Self-hosting LLM observability: what we actually measured

2026-06-13 · self-hosting, benchmark, observability

What we found

Instrumentation overhead is a non-issue: every SDK we tested added under 0.05% to a typical LLM call (though there's a ~7x spread between them). The real difference is operational weight — a single-container tool like Arize Phoenix came up instantly (1.35 GB image, ~400 MB idle RAM, OTLP ingest worked out of the box), while heavier multi-service stacks take real effort to stand up.

Most "best self-hosted observability" lists never actually run the tools. We did. Two questions matter when you self-host: how much does the SDK slow my app down, and how much does the backend cost me to operate. Here is what we measured.

1. Instrumentation overhead (client-side)
---+---
• _Exercise_
In the text on self-hosting LLM observability, how much idle RAM did Arize Phoenix use? The material that comes next isn't needed for any of this.

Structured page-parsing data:
---+---
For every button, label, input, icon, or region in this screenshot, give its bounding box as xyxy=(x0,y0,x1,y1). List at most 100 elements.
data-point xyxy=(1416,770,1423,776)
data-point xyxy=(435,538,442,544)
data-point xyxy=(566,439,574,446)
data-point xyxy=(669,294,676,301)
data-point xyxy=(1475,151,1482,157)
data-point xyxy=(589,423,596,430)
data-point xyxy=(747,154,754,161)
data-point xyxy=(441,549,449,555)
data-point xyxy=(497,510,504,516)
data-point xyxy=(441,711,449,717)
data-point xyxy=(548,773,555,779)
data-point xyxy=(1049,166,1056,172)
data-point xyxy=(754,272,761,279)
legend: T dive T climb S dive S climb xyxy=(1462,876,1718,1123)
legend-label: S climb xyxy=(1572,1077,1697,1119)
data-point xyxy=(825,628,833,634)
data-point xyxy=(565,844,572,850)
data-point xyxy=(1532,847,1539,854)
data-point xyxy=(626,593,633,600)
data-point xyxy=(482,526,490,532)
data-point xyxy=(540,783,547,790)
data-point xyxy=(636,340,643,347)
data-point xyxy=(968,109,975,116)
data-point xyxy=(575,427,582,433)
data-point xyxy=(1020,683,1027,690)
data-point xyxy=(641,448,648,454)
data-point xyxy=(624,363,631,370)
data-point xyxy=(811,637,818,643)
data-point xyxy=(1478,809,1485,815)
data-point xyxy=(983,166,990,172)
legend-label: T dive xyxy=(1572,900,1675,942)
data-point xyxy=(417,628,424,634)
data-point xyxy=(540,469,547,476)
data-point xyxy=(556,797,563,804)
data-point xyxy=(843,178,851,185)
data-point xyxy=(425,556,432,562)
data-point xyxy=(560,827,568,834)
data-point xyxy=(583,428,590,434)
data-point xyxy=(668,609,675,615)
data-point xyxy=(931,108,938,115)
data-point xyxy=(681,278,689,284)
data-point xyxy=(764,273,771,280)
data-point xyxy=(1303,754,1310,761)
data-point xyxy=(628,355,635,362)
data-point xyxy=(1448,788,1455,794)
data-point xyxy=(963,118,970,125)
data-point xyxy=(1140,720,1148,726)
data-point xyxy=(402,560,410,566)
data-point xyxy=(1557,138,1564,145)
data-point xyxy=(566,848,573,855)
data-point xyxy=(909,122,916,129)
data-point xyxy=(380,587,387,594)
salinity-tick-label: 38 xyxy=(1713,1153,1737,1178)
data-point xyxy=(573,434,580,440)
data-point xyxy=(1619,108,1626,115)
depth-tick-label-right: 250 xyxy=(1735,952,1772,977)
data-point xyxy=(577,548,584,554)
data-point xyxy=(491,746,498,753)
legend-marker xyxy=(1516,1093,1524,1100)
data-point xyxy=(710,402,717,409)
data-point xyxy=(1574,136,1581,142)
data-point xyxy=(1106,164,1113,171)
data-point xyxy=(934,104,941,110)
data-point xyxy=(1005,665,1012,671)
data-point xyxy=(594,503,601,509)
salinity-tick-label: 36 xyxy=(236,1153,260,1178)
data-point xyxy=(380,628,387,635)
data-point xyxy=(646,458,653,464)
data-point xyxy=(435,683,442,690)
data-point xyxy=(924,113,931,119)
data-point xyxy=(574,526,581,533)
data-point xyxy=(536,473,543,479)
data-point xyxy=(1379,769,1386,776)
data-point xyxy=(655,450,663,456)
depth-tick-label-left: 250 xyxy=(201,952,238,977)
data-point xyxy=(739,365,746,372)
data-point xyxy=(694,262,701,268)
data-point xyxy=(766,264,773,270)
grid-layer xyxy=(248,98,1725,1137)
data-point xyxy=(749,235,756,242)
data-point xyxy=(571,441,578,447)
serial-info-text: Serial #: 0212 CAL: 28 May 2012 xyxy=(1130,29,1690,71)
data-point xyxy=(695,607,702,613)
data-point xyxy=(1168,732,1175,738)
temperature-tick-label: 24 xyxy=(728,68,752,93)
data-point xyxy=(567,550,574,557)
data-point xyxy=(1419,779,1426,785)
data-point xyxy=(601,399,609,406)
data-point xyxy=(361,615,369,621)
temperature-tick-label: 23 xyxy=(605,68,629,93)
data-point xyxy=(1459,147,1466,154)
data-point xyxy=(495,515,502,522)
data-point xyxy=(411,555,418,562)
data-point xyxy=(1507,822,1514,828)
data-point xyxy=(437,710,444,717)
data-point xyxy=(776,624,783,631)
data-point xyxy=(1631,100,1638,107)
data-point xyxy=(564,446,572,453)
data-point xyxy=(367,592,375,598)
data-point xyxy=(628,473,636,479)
---+---
• _Solution for this problem_
About 400 MB.